# Start of Entries supplied
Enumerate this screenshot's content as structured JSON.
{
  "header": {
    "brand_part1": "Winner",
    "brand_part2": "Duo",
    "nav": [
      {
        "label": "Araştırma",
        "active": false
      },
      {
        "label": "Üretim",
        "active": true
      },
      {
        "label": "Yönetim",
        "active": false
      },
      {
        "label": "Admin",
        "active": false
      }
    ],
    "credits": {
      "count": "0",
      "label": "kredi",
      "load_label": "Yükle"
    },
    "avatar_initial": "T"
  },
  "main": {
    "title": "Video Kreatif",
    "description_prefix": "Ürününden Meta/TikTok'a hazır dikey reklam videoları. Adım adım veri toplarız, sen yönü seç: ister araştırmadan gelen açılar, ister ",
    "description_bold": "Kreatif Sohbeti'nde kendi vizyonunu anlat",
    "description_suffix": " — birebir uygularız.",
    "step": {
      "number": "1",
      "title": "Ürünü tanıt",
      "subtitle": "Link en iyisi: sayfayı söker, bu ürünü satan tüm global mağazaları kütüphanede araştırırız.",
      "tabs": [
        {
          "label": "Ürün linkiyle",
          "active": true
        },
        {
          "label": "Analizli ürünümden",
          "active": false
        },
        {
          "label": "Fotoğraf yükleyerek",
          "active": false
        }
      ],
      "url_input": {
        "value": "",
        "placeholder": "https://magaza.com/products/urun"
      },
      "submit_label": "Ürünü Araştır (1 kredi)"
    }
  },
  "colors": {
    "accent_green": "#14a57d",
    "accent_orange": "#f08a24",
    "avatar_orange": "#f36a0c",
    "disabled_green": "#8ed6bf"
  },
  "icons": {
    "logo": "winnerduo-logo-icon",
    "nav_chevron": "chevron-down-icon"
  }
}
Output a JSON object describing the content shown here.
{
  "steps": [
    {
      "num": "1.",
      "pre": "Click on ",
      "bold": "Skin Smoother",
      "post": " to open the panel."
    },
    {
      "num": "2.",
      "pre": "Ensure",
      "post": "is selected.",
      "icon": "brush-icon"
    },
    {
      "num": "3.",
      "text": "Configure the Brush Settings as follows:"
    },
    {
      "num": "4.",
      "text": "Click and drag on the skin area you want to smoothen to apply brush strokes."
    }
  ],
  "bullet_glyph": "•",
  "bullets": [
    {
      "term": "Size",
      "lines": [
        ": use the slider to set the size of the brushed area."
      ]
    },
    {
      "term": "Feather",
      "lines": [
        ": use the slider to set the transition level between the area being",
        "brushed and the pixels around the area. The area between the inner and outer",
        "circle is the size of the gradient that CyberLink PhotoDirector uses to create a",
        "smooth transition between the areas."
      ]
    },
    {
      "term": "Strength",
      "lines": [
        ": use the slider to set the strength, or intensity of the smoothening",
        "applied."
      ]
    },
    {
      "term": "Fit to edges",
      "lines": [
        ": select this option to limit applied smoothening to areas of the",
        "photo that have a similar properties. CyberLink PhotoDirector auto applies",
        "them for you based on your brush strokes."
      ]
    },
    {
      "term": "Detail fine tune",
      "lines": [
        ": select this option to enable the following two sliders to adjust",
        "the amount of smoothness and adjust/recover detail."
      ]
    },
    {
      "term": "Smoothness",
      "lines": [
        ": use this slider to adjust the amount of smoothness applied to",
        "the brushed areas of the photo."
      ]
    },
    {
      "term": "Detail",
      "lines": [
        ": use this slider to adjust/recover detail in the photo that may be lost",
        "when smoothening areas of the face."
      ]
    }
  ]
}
# End of Entries supplied
What you will do: Write out the entries in full, exactly as given.

Output for this exercise:
Enumerate this screenshot's content as structured JSON.
{
  "header": {
    "brand_part1": "Winner",
    "brand_part2": "Duo",
    "nav": [
      {
        "label": "Araştırma",
        "active": false
      },
      {
        "label": "Üretim",
        "active": true
      },
      {
        "label": "Yönetim",
        "active": false
      },
      {
        "label": "Admin",
        "active": false
      }
    ],
    "credits": {
      "count": "0",
      "label": "kredi",
      "load_label": "Yükle"
    },
    "avatar_initial": "T"
  },
  "main": {
    "title": "Video Kreatif",
    "description_prefix": "Ürününden Meta/TikTok'a hazır dikey reklam videoları. Adım adım veri toplarız, sen yönü seç: ister araştırmadan gelen açılar, ister ",
    "description_bold": "Kreatif Sohbeti'nde kendi vizyonunu anlat",
    "description_suffix": " — birebir uygularız.",
    "step": {
      "number": "1",
      "title": "Ürünü tanıt",
      "subtitle": "Link en iyisi: sayfayı söker, bu ürünü satan tüm global mağazaları kütüphanede araştırırız.",
      "tabs": [
        {
          "label": "Ürün linkiyle",
          "active": true
        },
        {
          "label": "Analizli ürünümden",
          "active": false
        },
        {
          "label": "Fotoğraf yükleyerek",
          "active": false
        }
      ],
      "url_input": {
        "value": "",
        "placeholder": "https://magaza.com/products/urun"
      },
      "submit_label": "Ürünü Araştır (1 kredi)"
    }
  },
  "colors": {
    "accent_green": "#14a57d",
    "accent_orange": "#f08a24",
    "avatar_orange": "#f36a0c",
    "disabled_green": "#8ed6bf"
  },
  "icons": {
    "logo": "winnerduo-logo-icon",
    "nav_chevron": "chevron-down-icon"
  }
}
Output a JSON object describing the content shown here.
{
  "steps": [
    {
      "num": "1.",
      "pre": "Click on ",
      "bold": "Skin Smoother",
      "post": " to open the panel."
    },
    {
      "num": "2.",
      "pre": "Ensure",
      "post": "is selected.",
      "icon": "brush-icon"
    },
    {
      "num": "3.",
      "text": "Configure the Brush Settings as follows:"
    },
    {
      "num": "4.",
      "text": "Click and drag on the skin area you want to smoothen to apply brush strokes."
    }
  ],
  "bullet_glyph": "•",
  "bullets": [
    {
      "term": "Size",
      "lines": [
        ": use the slider to set the size of the brushed area."
      ]
    },
    {
      "term": "Feather",
      "lines": [
        ": use the slider to set the transition level between the area being",
        "brushed and the pixels around the area. The area between the inner and outer",
        "circle is the size of the gradient that CyberLink PhotoDirector uses to create a",
        "smooth transition between the areas."
      ]
    },
    {
      "term": "Strength",
      "lines": [
        ": use the slider to set the strength, or intensity of the smoothening",
        "applied."
      ]
    },
    {
      "term": "Fit to edges",
      "lines": [
        ": select this option to limit applied smoothening to areas of the",
        "photo that have a similar properties. CyberLink PhotoDirector auto applies",
        "them for you based on your brush strokes."
      ]
    },
    {
      "term": "Detail fine tune",
      "lines": [
        ": select this option to enable the following two sliders to adjust",
        "the amount of smoothness and adjust/recover detail."
      ]
    },
    {
      "term": "Smoothness",
      "lines": [
        ": use this slider to adjust the amount of smoothness applied to",
        "the brushed areas of the photo."
      ]
    },
    {
      "term": "Detail",
      "lines": [
        ": use this slider to adjust/recover detail in the photo that may be lost",
        "when smoothening areas of the face."
      ]
    }
  ]
}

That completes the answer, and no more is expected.